* start DOCUMENT EXCERPT *

Al Jefferson has endured it all.
But after spending the first part of his career putting up eye-catching numbers in a barren no-man's land, the only major piece the Utah Jazz added during a period of subtraction has found a home.
A city that he appreciates and enjoys. A team that has welcomed him with open arms, loaded with like-minded players who have all long been one step removed from the promised land. A committed, no-give coaching staff that wants to build on his strengths and refine his weaknesses. And a legion of fans who once seemed to fear and hate him but now offer love and support before "Big Al" has even played his first game in a Jazz uniform.
Six years into a still-promising career, the 6-foot-10, 265-pound Jefferson is on his third team and his third new start. But everything feels different this time. Promise and hope have replaced defeat and despair. And with training camp for the 2010-11 season just two days away, the 25-year-old Jefferson has never been more excited.
"It's just a great opportunity for me," he said. "I feel like I'm an essential piece to this puzzle here. And I think, with everything I bring to the table, it can really help this team get to the next level.
"It can also help me show the world the type of player that I can be. So it's just a blessing. I'm really excited that they traded for me because they didn't have to do it. They believed in me. They believed that I can be the guy that they need."
Jefferson also believes.
After spending three years with Boston and three more with Minnesota, the native of Monticello, Miss., had grown accustomed to balancing personal prestige with group failure. Take away a 45-win campaign with the Celtics during his rookie year, and Jefferson has never played on a team that has recorded more than 33 victories. During the past five seasons, the 15th overall pick of the 2004 NBA Draft has been a part of 58.4 average losses while playing for lottery-bound teams that have worn a rebuilding sign around their necks from the opening tip.

* end DOCUMENT EXCERPT *
* start EXTRACTED MATERIAL *

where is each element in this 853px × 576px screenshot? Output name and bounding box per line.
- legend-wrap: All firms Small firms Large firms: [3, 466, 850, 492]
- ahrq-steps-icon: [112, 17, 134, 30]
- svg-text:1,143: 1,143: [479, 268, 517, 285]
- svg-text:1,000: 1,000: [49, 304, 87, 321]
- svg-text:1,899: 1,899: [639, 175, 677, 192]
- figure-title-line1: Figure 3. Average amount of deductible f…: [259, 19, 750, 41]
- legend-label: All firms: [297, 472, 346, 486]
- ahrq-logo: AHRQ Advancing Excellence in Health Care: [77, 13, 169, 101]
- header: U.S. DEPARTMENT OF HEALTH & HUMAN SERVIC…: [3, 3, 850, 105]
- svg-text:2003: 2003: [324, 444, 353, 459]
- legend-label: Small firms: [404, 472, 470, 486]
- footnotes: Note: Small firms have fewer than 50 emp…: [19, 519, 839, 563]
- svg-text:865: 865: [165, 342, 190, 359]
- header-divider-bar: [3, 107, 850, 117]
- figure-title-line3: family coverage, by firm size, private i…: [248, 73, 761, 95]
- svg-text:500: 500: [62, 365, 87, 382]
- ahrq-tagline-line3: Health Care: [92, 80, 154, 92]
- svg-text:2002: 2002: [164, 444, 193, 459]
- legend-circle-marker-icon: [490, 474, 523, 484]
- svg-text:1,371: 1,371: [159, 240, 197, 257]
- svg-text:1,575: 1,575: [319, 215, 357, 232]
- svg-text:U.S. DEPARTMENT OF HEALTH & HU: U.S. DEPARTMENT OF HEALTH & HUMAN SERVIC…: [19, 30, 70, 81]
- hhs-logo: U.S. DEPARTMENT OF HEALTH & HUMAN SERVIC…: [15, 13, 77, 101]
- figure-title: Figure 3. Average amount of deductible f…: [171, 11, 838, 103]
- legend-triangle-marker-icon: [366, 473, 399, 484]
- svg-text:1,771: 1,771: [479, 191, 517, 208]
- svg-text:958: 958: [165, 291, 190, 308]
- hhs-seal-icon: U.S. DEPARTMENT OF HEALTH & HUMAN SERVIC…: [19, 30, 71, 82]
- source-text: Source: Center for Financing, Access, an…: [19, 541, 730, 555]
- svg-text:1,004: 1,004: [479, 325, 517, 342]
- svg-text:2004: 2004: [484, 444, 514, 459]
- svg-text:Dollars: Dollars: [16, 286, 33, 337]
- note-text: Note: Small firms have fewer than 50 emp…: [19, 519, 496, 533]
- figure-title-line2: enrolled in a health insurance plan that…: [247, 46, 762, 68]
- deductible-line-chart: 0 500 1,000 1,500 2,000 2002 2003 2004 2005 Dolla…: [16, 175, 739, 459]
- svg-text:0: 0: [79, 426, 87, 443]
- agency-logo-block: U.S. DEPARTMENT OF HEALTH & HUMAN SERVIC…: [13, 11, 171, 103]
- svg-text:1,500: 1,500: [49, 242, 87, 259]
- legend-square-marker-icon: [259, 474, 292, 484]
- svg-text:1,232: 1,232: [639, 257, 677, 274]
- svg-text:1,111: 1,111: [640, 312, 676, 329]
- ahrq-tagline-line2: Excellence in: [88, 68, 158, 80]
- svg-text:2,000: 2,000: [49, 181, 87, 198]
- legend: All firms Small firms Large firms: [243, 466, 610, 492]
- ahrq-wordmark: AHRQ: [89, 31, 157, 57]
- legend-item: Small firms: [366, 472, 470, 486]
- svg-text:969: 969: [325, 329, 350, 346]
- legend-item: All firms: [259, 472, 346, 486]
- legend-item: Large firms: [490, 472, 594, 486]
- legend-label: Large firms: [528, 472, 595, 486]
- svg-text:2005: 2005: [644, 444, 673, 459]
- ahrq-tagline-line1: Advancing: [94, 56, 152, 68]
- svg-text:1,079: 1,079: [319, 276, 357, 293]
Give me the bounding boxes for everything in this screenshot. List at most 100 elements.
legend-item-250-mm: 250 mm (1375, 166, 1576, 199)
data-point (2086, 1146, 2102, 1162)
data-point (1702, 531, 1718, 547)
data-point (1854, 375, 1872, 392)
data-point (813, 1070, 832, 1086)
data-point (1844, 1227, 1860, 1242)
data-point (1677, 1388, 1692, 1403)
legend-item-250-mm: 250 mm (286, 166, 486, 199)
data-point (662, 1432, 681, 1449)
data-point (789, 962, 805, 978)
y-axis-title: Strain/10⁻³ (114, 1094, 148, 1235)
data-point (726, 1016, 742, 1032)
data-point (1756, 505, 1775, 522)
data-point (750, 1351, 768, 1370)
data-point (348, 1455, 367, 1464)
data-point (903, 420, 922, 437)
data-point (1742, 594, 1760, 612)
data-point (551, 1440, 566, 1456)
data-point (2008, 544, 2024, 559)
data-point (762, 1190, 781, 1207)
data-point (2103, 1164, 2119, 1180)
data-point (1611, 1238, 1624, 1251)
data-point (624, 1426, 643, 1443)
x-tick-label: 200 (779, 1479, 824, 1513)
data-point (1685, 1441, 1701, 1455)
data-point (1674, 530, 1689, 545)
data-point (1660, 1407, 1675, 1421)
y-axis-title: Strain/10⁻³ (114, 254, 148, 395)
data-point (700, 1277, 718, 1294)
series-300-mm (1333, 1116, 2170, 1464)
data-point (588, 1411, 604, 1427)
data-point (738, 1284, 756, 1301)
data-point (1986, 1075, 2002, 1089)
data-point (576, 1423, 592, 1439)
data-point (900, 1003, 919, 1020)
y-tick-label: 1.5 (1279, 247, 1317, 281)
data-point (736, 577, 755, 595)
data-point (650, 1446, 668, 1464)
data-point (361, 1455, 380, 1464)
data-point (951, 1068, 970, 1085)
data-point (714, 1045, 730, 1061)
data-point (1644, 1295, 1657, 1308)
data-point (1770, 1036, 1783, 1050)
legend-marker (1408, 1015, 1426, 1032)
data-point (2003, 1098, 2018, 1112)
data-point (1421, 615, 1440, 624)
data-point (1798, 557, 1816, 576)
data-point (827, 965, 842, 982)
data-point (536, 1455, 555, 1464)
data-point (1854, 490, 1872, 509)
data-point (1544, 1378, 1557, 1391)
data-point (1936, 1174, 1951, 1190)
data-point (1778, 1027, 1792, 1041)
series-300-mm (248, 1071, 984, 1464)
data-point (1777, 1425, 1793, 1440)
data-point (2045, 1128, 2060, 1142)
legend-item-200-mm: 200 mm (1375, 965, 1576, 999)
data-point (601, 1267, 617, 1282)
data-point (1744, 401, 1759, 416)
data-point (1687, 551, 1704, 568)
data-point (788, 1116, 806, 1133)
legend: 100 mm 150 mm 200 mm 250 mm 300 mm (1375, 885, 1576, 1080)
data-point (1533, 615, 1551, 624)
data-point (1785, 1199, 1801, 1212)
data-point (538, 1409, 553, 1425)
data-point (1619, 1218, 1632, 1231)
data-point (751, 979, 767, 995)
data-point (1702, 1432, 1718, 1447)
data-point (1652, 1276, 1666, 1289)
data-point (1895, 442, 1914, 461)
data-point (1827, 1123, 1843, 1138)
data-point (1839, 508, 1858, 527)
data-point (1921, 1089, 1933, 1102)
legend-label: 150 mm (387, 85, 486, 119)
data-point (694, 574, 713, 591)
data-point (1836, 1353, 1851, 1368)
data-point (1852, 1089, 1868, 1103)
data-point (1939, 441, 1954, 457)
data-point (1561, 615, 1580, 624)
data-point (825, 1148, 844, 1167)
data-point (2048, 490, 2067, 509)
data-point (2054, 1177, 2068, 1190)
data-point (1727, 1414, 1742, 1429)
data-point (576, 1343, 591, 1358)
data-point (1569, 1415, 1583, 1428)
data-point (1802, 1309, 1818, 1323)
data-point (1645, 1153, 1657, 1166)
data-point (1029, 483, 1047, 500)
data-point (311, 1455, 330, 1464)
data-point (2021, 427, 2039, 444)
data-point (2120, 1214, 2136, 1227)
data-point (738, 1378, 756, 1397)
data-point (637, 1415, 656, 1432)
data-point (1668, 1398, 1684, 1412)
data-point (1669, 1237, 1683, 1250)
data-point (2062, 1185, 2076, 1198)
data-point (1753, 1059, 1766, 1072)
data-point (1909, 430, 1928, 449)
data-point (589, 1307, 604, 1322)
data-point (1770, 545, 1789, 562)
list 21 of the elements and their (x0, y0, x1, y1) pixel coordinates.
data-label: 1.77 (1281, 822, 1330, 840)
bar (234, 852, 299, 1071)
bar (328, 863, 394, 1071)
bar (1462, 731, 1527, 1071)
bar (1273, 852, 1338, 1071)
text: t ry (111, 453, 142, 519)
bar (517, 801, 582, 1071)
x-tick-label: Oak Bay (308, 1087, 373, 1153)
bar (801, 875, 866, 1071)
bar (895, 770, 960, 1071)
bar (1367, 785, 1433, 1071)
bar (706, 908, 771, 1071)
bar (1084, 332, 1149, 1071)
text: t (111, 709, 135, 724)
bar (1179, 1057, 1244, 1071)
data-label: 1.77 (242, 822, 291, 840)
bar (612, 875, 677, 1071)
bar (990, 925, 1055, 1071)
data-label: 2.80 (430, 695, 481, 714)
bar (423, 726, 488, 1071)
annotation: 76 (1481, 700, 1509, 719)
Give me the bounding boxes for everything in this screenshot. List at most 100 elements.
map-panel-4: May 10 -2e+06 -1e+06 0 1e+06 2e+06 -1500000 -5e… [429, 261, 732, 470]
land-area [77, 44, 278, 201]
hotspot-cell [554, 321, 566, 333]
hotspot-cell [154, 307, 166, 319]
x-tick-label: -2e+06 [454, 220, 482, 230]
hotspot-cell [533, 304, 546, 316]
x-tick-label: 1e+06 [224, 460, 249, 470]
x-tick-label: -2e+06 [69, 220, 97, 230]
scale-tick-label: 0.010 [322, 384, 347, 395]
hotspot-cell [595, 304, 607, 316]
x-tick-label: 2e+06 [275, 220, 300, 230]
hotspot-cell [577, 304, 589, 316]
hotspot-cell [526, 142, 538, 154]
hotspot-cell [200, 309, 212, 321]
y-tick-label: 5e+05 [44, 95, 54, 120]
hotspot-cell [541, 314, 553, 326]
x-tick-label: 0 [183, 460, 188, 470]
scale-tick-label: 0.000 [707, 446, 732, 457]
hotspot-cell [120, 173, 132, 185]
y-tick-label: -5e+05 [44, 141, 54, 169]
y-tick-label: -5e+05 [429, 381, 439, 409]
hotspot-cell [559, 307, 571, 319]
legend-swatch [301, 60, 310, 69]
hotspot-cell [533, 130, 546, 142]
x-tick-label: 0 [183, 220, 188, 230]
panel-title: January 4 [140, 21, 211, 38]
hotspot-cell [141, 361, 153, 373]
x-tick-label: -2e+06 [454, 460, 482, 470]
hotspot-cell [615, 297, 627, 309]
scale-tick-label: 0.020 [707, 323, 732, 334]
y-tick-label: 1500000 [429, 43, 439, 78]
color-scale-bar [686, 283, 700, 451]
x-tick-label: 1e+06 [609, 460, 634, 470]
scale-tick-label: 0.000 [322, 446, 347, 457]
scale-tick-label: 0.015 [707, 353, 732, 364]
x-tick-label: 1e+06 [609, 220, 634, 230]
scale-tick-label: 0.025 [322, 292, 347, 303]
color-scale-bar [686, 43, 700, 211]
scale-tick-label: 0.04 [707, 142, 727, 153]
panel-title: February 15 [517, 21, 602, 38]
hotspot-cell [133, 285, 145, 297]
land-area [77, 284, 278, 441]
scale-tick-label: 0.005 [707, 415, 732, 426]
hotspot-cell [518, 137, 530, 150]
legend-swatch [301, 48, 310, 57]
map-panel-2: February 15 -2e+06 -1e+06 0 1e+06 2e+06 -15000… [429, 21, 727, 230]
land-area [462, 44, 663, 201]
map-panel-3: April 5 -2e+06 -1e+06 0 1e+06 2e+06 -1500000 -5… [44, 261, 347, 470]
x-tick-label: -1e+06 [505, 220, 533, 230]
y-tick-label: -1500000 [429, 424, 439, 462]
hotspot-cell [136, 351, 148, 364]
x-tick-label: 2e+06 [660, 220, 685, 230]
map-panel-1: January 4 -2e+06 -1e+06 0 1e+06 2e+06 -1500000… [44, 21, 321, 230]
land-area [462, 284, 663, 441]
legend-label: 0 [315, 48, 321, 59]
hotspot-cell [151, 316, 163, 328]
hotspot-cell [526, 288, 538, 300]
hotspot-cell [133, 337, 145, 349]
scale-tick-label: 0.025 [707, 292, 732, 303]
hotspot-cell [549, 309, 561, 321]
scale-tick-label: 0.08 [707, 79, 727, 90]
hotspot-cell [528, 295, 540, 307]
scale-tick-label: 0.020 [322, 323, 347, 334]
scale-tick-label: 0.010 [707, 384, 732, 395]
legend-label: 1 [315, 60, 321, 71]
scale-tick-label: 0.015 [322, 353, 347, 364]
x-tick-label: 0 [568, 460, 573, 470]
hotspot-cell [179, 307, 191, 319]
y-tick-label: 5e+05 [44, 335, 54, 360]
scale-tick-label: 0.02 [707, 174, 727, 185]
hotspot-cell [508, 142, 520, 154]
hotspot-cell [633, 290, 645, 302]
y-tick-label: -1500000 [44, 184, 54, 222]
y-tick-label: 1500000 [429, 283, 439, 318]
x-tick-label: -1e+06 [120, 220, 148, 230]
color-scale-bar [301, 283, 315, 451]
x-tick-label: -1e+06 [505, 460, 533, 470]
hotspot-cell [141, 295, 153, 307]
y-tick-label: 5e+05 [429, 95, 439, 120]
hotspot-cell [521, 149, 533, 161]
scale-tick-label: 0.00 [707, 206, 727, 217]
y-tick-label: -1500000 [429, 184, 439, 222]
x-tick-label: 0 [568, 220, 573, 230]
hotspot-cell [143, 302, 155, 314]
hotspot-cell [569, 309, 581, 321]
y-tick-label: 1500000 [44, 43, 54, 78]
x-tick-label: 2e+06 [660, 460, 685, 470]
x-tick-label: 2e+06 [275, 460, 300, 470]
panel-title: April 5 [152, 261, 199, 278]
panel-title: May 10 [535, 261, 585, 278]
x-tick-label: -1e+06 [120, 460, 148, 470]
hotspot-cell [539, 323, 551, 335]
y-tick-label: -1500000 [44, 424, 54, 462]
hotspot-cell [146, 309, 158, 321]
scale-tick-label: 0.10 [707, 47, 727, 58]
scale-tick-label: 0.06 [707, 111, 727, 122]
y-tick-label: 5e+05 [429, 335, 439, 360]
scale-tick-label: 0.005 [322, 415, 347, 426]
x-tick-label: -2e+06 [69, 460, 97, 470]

* end EXTRACTED MATERIAL *

REQUIRED WORK
A: Tally the lines in the listing that contain the string "Care", treating uppercase and lowercase as different. Reply with the number alone.
B: Take the article about Al Jefferson's move to the Utah Jazz further, starting right after its last sentence.

ANSWERS TO THE EXERCISE
A: 2

B:
Asked to sum it up, Jefferson says: "Rough years."
But the next Jazz big man following in the steps of Karl Malone and Carlos Boozer believes that everything is about to change.
First, there was the reception that Jefferson received from Utah's devoted fan base after he joined the team July 13 as part of an unexpected trade with Minnesota.
Then there was a call from Jazz All-Star point guard Deron Williams. One during which the proud, but sometimes reserved, Williams cut through the normal grandstanding hyperbole and went straight for the heart. Williams told Jefferson that he was also going to an All-Star. It was everything and the only thing Big Al wanted to hear.
"When he said that to me, I believed him," Jefferson said. "He wasn't just talking. He wasn't just saying it because it sounded good. He really means that. And I'm not going to do nothing to mess that up."
During the past 2 1/2 months, Jefferson hasn't.
He has adapted to the Jazz's strict weight-training program, reworking a young body that he hopes still has 10 to 12 years' worth of NBA life left.
He has been active in the community, doing everything from handing out school supplies to children in need to throwing out the first pitch at a Salt Lake Bees Triple-A baseball game.
But most importantly, Jefferson has embraced the one thing that Utah wants out of its lone big-name offseason addition the thing that could one day give the Jazz two unstoppable Batmans, rather than just another one-two punch.
He's put in the work.
Pickup games with Williams, power forward Paul Millsap and guards C.J. Miles and Ronnie Price, among others, have formed a strong foundation that should pay instant dividends during camp.
"We're happy to have him. He's a great addition, and we're going to be a much better ball club with him," Price said. "We're just excited to get into training camp to start molding together. There's a lot of expectations, of course. But I think everything's going to work out for the best."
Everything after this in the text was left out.